[What this task involves] From the letter on polygraph screening below, copy the stretch that begins with the words "You should also" and ends with the words "W. Maschke, Ph.D.", keeping every word and punctuation mark the same.

____ Provided passage

On 20 June 2021, AntiPolygraph.org co-founder George Maschke wrote to Councilmember Raul Campillo regarding the inadequacy of Lieutenant Steve Walheim’s reply and asked, among other things, whether he would support polygraph screening of applicants for employment with the San Diego city attorney’s office (his former employer):
Dear Councilmember Campillo,
I write for AntiPolygraph.org, a non-profit, public interest website dedicated to polygraph policy reform. I listened with interest to the discussion of polygraph policy at last week’s meeting of the Public Safety and Livable Neighborhoods Committee and am preparing to publish an article that will quote your question about that.
At that meeting, you expressed satisfaction with Lt. Steve Waldheim’s reply that the police department’s polygraph screening process includes questions about racial bias. However, Lt. Waldheim actually dodged your question with generalities. You had asked him what questions are asked on the polygraph test. He didn’t actually tell you what questions are asked.
AntiPolygraph.org published the precise questions asked on the SDPD pre-employment polygraph examination two years ago:
It appears that the question, “Have you ever committed any serious crime?” remains unchanged, with the exception that its scope, which is discussed with the subject during the pre-test phase, has been expanded to include hate crimes (which it previously did not). The following SDPD graphic shows the areas that were previously covered by this question:
A question not raised at last week’s meeting is whether SDPD should be relying on polygraph screening at all. In 2002, the National Academy of Sciences completed a thorough review of the scientific evidence on polygraphs and found polygraph screening to be completely invalid and advised against its use by federal agencies.
You should also be aware that polygraphy is vulnerable to simple, effective countermeasures that anyone can learn and that polygraph operators cannot detect. You’ll find such countermeasures explained in Ch. 4 of our free book, The Lie Behind the Lie Detector.
In view of polygraphy’s scientific shortcomings, do you support the SDPD’s reliance on it to screen applicants? If so, why?
And if you do support the SDPD’s use of polygraphs on applicants, would you also support a polygraph screening requirement for those seeking employment with the city attorney’s office? If not, why not?
I will be happy to address any questions you may have regarding the foregoing.
George W. Maschke, Ph.D.

________
____ Records provided

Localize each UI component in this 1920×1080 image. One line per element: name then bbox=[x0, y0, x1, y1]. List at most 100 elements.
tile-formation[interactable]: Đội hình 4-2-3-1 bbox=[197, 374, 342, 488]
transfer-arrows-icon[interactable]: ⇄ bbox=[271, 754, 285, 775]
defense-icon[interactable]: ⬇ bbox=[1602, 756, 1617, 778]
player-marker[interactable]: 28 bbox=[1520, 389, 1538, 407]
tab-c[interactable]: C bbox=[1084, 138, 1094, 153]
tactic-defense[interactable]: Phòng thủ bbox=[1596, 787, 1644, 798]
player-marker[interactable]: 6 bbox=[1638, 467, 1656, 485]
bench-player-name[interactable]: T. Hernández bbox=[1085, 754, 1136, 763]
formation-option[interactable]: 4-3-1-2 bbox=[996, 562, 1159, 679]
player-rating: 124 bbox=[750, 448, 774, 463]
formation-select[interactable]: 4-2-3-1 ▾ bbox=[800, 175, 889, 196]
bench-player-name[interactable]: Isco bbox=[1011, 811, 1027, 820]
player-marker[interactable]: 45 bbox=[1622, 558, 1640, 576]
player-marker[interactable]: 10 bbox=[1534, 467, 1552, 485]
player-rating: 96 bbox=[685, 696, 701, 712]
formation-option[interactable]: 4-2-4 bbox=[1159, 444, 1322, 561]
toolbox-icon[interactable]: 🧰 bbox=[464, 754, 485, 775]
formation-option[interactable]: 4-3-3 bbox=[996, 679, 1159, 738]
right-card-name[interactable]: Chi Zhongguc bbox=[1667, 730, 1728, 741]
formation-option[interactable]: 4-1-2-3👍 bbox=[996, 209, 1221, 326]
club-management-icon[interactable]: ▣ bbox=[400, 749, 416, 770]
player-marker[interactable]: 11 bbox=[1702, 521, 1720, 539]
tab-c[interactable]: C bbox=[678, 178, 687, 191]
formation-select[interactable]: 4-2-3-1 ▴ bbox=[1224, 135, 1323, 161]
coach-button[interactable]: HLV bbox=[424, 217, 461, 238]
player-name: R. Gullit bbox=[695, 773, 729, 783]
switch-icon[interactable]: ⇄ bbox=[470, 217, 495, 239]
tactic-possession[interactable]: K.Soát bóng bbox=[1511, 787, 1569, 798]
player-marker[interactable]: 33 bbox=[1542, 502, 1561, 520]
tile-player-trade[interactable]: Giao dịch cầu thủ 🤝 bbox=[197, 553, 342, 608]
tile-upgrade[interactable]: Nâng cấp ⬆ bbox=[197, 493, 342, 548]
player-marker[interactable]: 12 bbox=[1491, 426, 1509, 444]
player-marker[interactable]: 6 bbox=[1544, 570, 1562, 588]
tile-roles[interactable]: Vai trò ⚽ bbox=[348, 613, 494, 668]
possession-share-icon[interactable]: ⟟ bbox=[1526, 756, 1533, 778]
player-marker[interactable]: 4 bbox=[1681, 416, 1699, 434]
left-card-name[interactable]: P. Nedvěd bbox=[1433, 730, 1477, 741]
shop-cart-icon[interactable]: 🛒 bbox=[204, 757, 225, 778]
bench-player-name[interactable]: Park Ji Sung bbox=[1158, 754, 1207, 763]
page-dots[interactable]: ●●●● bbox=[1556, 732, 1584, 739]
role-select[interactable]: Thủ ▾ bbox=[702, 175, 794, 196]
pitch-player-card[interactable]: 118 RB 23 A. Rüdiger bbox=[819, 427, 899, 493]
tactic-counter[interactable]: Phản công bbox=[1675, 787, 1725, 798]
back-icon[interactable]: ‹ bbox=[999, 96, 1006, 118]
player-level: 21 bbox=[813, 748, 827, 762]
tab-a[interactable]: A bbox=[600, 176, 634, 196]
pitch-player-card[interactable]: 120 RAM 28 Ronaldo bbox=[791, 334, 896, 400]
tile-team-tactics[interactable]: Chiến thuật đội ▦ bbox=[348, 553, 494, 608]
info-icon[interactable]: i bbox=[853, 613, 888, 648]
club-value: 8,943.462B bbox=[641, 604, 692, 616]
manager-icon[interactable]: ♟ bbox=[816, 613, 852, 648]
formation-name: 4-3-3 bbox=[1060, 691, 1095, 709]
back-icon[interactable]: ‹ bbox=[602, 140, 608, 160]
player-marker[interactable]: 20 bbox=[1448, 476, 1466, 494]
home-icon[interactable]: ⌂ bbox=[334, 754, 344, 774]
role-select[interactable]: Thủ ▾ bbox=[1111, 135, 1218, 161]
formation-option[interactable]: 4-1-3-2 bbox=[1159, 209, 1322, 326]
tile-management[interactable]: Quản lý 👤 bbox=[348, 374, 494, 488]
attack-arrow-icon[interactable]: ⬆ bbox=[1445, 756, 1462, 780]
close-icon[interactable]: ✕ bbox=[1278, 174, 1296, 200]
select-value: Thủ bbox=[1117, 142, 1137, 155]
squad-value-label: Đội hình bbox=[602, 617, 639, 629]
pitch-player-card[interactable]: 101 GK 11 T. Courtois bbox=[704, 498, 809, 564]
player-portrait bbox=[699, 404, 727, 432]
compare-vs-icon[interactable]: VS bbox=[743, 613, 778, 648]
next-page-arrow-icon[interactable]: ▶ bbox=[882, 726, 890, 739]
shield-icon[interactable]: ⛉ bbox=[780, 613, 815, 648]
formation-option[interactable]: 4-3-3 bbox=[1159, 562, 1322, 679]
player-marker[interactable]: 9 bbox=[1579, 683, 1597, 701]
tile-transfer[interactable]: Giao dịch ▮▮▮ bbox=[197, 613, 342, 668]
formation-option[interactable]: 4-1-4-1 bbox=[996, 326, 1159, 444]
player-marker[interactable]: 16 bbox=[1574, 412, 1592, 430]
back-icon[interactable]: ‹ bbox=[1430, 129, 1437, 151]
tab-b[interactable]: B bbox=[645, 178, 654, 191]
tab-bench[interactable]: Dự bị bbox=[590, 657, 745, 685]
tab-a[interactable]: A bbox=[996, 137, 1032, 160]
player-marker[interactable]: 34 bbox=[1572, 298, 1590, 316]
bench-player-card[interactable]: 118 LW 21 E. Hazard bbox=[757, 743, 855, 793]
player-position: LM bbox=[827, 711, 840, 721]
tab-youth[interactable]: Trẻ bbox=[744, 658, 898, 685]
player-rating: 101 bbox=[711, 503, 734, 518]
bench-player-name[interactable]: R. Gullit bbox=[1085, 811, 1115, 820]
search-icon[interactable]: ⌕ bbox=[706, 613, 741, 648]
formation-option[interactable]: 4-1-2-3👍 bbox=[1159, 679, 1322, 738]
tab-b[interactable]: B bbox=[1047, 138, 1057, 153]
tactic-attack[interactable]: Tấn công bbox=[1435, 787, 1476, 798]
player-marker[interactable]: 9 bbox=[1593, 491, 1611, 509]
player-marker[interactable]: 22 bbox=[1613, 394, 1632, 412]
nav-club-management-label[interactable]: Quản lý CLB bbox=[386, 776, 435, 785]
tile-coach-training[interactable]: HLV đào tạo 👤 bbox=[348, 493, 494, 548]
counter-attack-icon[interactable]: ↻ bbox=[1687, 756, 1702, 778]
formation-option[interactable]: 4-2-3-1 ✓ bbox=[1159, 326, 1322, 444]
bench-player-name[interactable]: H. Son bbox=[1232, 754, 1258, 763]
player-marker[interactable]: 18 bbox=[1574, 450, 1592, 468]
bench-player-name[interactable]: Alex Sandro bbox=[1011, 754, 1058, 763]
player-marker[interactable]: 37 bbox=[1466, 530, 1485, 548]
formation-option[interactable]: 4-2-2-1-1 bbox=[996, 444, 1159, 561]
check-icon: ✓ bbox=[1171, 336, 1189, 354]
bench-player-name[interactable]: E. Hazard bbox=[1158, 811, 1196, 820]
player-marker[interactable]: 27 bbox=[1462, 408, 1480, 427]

________

[Answer to this exercise]
You should also be aware that polygraphy is vulnerable to simple, effective countermeasures that anyone can learn and that polygraph operators cannot detect. You’ll find such countermeasures explained in Ch. 4 of our free book, The Lie Behind the Lie Detector.
In view of polygraphy’s scientific shortcomings, do you support the SDPD’s reliance on it to screen applicants? If so, why?
And if you do support the SDPD’s use of polygraphs on applicants, would you also support a polygraph screening requirement for those seeking employment with the city attorney’s office? If not, why not?
I will be happy to address any questions you may have regarding the foregoing.
George W. Maschke, Ph.D.